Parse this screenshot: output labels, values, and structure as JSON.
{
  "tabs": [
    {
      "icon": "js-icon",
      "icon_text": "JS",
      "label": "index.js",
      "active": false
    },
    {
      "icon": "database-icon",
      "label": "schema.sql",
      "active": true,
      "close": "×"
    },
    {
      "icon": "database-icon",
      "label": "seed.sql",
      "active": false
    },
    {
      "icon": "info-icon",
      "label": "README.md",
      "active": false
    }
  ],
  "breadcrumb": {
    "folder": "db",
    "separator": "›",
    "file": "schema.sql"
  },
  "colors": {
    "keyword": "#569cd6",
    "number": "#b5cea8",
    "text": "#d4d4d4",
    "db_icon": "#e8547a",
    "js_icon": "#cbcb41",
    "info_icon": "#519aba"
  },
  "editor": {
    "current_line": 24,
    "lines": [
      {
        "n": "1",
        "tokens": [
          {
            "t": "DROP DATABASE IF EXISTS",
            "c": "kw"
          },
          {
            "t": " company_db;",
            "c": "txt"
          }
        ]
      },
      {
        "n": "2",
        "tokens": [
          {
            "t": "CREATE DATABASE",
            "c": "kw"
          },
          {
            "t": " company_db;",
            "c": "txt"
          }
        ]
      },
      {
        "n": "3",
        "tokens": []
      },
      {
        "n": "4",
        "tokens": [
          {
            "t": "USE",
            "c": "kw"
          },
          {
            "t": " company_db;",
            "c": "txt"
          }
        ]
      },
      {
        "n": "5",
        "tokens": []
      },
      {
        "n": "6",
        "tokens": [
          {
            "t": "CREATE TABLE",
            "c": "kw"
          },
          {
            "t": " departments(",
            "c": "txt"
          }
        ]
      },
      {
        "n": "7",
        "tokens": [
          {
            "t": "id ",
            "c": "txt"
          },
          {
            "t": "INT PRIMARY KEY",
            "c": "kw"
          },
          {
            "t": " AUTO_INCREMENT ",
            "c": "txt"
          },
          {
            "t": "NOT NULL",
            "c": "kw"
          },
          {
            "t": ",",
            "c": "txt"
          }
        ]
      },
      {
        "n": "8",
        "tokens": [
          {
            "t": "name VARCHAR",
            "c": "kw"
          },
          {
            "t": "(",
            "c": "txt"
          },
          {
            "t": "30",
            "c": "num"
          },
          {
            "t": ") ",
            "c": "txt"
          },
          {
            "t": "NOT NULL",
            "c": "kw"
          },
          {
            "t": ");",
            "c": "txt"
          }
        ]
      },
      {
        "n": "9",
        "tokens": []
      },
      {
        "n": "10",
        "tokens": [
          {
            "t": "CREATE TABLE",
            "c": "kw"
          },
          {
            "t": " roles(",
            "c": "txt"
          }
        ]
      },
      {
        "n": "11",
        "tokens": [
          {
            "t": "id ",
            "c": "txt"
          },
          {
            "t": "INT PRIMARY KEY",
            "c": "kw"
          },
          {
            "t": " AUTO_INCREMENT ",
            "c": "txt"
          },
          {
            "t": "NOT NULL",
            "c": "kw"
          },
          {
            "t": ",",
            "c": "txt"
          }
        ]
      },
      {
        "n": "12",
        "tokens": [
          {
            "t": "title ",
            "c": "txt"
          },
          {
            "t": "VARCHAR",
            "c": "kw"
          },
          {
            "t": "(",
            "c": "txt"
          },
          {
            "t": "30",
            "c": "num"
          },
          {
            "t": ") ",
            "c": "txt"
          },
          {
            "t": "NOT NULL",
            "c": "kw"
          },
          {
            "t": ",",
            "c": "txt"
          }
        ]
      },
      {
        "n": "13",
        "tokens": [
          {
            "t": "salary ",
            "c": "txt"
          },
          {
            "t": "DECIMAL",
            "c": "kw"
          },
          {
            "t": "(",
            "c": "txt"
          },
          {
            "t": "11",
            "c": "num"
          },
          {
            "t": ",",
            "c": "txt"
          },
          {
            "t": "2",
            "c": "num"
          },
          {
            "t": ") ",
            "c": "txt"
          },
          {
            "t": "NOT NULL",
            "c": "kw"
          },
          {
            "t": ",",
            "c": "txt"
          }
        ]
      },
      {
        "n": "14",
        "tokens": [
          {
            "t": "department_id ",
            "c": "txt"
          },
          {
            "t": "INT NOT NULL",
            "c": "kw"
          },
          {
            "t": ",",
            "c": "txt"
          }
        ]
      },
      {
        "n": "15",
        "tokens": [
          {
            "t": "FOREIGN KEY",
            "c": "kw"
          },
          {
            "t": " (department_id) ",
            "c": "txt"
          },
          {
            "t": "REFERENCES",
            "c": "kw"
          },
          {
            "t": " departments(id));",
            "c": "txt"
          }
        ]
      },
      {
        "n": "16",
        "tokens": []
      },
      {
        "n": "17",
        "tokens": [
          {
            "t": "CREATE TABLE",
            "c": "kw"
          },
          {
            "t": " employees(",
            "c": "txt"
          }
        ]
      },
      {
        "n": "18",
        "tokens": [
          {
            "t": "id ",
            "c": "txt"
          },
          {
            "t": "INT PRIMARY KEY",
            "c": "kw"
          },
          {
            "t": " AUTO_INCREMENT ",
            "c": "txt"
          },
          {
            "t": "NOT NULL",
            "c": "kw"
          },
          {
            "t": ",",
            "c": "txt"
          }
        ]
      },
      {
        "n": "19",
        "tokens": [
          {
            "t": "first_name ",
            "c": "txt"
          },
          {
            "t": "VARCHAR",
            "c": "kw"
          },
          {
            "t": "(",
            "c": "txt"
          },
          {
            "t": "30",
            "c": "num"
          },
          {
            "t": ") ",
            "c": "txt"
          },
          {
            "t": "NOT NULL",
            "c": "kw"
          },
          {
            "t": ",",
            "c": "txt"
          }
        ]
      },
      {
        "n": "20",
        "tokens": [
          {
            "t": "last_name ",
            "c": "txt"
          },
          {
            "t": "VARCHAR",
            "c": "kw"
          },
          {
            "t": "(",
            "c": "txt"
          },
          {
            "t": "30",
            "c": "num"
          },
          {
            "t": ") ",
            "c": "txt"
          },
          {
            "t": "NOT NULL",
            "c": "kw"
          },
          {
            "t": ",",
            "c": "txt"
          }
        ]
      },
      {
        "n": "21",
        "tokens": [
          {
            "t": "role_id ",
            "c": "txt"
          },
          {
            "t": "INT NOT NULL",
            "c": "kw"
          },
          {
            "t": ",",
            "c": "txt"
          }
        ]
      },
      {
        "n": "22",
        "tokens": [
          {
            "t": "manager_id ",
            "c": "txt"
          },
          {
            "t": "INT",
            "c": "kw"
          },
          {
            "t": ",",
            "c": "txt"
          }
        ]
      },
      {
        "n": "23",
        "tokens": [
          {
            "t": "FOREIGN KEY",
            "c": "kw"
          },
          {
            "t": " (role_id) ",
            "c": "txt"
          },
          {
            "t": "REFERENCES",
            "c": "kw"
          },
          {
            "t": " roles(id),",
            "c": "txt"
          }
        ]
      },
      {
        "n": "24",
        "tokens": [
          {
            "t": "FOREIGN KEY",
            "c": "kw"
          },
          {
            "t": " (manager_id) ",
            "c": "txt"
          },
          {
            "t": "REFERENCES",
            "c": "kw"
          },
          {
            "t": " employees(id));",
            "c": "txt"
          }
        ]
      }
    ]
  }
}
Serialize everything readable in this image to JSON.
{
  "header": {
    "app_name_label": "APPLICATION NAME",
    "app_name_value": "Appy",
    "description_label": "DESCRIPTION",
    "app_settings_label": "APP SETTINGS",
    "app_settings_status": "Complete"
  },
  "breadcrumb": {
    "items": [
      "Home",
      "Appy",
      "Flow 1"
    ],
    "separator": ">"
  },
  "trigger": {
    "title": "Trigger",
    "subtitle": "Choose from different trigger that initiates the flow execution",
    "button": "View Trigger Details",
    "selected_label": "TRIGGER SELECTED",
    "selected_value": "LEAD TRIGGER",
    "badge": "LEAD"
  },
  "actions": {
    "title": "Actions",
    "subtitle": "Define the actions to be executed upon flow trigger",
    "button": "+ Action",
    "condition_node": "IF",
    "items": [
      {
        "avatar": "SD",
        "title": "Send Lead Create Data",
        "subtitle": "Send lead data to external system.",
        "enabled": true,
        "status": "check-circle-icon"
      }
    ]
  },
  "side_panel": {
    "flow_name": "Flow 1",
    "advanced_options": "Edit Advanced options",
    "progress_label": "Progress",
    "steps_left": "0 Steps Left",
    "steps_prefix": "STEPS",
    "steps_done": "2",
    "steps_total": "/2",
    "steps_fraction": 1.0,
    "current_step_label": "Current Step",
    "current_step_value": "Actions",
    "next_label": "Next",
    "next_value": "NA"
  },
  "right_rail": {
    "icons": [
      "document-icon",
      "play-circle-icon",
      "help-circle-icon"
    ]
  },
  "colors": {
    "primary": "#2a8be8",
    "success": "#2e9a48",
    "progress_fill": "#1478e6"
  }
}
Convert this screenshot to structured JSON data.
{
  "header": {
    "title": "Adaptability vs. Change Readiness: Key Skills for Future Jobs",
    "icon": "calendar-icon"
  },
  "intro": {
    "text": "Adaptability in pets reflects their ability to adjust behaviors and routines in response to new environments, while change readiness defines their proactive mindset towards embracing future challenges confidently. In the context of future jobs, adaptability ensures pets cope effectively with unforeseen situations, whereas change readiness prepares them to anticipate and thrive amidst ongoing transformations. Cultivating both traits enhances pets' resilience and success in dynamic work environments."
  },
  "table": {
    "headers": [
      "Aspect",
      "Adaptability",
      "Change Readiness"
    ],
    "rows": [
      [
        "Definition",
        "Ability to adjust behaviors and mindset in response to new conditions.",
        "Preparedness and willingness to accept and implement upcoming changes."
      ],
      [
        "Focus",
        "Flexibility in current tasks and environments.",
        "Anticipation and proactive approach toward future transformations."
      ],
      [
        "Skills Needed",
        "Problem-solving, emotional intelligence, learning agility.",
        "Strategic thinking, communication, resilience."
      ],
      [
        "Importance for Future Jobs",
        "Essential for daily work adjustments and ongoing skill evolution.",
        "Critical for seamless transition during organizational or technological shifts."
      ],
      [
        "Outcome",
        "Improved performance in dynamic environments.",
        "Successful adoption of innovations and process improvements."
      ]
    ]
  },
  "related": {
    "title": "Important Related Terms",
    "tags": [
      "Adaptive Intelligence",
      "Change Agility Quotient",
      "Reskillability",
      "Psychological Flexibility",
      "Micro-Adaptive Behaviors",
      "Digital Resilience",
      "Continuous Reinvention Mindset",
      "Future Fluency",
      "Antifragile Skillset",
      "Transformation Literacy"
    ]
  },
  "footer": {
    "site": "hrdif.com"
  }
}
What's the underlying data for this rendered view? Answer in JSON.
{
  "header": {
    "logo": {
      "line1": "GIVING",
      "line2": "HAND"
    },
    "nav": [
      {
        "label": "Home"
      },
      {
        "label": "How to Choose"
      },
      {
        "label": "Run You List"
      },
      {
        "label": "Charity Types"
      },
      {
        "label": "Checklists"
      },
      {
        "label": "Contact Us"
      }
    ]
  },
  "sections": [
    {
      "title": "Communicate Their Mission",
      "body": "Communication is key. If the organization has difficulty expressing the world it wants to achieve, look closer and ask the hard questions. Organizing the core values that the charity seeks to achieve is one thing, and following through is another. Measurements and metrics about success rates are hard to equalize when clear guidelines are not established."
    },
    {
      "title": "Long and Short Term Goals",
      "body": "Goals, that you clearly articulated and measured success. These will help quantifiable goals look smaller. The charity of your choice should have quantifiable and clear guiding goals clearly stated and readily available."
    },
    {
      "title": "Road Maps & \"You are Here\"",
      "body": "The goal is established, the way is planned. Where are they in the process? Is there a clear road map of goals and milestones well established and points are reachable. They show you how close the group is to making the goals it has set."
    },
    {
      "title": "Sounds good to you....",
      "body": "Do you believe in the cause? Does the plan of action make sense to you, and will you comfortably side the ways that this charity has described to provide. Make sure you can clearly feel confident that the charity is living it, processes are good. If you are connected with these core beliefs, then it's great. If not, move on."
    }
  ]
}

Problem to work on -
State the count of lines that contain the string "subtitle". Nothing else is needed.

Solution for this problem -
3